> _INSTRUCTION_
Reproduce the data word for word, beginning with its first line and ending with the line that contains "tab-traffic-profile[interactable]: Traffic Profile". Include both of those lines.

Bounding box data
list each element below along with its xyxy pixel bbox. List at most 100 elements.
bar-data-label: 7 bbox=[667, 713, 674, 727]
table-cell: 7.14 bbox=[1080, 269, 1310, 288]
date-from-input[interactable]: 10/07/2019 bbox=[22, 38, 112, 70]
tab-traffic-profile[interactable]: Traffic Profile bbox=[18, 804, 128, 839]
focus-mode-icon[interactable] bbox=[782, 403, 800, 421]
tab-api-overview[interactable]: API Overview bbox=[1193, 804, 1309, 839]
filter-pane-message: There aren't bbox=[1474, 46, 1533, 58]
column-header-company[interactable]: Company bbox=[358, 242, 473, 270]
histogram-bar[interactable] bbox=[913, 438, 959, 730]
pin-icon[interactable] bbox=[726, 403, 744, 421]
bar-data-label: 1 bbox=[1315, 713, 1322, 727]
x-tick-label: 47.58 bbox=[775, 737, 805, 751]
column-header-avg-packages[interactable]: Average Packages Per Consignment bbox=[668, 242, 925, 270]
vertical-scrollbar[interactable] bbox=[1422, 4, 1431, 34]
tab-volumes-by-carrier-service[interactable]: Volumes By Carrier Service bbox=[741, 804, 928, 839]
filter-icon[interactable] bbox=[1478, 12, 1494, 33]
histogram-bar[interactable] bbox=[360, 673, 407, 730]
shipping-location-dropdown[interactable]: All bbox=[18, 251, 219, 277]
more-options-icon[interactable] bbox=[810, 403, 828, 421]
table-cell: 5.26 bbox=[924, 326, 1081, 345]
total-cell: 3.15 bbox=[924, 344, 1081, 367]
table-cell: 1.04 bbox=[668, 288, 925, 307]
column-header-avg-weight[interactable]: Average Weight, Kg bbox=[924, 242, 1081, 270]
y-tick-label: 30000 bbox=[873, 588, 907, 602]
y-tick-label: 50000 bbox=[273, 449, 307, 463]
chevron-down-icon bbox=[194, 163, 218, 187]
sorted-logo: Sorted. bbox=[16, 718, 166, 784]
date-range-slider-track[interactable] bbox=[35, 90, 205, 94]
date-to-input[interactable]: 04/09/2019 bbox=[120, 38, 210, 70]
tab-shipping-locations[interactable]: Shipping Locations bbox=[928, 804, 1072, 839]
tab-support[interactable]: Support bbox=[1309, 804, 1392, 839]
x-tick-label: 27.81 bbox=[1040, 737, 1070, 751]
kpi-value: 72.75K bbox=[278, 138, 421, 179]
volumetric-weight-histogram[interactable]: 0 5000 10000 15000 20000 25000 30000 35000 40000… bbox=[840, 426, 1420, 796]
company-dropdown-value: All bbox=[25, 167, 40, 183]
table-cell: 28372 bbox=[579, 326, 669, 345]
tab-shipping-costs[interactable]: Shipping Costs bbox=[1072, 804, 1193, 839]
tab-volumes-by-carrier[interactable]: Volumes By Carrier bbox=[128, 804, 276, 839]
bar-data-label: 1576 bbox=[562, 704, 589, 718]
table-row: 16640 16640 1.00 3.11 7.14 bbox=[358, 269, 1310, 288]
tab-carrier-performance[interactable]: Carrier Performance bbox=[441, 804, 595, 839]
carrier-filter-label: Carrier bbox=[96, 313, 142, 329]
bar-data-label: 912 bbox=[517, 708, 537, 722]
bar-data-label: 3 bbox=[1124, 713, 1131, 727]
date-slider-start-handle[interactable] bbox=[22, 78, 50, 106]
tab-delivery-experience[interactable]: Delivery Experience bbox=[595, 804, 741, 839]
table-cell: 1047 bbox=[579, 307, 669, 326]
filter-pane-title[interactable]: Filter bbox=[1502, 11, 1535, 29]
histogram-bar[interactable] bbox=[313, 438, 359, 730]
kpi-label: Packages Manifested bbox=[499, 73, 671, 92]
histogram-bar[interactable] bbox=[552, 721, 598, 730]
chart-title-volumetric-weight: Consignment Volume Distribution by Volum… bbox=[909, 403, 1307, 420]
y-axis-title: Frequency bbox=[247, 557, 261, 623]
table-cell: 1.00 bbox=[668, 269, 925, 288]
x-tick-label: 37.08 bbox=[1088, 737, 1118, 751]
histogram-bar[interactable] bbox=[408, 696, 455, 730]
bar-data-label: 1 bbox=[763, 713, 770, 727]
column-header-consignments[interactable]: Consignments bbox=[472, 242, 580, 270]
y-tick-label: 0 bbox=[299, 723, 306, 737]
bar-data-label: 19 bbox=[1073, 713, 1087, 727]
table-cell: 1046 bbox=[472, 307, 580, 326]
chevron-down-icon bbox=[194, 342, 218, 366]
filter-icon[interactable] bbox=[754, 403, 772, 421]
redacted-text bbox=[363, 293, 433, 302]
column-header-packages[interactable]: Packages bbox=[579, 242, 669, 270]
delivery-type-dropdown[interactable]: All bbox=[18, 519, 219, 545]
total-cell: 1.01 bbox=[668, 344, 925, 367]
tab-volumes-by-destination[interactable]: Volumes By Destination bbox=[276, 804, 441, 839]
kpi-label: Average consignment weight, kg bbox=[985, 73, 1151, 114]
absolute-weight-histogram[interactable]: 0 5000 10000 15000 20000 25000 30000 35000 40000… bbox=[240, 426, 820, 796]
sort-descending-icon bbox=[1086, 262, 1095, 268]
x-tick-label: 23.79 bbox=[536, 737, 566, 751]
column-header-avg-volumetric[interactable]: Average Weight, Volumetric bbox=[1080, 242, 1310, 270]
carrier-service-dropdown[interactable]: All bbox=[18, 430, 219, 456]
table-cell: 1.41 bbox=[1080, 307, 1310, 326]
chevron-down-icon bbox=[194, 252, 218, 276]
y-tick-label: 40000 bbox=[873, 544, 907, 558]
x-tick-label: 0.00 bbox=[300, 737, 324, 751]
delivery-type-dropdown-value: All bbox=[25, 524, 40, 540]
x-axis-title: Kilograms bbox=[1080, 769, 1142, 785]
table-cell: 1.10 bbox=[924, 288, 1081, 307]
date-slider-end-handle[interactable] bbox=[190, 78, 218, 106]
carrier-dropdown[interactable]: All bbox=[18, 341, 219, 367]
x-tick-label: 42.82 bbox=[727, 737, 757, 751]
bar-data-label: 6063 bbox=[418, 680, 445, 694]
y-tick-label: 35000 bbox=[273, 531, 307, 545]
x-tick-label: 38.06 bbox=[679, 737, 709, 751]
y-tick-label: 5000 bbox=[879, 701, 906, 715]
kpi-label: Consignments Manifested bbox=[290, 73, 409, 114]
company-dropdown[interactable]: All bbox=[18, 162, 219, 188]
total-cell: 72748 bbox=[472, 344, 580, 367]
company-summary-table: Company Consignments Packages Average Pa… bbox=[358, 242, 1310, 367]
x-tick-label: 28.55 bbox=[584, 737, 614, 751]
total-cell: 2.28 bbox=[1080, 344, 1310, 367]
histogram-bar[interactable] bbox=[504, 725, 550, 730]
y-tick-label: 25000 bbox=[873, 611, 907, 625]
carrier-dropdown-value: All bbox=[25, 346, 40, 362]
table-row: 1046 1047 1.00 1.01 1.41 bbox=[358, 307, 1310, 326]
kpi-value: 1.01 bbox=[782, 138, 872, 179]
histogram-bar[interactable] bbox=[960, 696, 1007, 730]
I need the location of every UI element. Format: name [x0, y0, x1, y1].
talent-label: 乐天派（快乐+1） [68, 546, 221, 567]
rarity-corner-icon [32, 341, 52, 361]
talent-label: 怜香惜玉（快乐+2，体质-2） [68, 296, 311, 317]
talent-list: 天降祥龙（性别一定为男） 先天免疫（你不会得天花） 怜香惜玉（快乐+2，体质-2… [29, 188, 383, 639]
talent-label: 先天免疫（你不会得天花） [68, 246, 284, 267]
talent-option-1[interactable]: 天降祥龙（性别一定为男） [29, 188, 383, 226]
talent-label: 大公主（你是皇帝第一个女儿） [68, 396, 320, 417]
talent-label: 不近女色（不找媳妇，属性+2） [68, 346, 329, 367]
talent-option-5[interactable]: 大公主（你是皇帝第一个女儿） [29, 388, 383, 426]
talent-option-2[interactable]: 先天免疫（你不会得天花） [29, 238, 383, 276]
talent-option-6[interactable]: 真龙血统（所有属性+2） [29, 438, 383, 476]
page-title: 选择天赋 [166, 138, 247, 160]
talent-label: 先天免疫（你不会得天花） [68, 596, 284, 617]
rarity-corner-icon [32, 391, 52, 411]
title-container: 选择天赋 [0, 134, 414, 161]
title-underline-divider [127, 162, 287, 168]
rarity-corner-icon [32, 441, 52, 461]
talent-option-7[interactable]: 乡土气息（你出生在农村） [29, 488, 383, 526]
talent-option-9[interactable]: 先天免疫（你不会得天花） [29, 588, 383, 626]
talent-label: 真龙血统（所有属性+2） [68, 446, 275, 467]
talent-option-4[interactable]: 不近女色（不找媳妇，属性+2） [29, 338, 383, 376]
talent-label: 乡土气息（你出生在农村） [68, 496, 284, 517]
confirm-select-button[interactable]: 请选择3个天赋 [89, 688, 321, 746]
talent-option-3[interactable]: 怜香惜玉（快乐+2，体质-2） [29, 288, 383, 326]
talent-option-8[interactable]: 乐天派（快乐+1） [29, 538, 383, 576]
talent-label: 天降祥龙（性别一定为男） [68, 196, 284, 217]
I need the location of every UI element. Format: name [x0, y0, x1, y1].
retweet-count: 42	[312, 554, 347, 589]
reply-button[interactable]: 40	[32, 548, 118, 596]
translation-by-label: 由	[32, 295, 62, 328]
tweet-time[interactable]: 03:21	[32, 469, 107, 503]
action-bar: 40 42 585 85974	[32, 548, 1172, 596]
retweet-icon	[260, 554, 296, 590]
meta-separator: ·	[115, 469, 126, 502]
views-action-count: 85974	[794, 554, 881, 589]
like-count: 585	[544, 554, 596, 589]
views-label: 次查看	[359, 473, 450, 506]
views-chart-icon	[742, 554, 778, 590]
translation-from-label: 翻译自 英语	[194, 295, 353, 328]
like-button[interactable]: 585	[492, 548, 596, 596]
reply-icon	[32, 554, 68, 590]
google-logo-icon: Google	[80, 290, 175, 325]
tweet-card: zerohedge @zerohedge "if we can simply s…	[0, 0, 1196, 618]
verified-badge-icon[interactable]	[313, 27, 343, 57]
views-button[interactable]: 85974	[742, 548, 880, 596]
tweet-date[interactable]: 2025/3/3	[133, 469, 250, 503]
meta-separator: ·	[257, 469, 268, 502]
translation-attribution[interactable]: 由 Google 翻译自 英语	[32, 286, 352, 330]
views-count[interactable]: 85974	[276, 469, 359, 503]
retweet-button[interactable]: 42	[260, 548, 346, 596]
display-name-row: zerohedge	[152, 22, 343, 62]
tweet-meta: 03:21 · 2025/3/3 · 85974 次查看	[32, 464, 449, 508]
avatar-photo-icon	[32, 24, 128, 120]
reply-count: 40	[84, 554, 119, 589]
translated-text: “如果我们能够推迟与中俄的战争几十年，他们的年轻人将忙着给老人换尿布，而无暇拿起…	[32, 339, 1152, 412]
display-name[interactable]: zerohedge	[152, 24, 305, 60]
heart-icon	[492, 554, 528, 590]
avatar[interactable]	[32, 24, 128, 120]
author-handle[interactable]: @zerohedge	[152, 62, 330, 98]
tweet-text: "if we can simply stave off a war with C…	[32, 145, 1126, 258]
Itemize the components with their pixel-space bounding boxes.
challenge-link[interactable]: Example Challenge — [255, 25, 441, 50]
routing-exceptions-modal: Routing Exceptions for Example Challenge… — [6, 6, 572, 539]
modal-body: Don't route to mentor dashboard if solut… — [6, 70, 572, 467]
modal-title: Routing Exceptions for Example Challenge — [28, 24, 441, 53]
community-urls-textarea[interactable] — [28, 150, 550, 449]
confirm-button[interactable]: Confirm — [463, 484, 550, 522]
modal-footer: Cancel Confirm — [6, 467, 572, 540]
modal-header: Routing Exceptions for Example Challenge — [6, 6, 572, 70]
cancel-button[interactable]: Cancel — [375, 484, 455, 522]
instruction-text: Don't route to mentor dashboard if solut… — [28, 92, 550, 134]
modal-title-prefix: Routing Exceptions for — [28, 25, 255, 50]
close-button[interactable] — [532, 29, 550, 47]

> _EXPECTED OUTPUT_
list each element below along with its xyxy pixel bbox. List at most 100 elements.
bar-data-label: 7 bbox=[667, 713, 674, 727]
table-cell: 7.14 bbox=[1080, 269, 1310, 288]
date-from-input[interactable]: 10/07/2019 bbox=[22, 38, 112, 70]
tab-traffic-profile[interactable]: Traffic Profile bbox=[18, 804, 128, 839]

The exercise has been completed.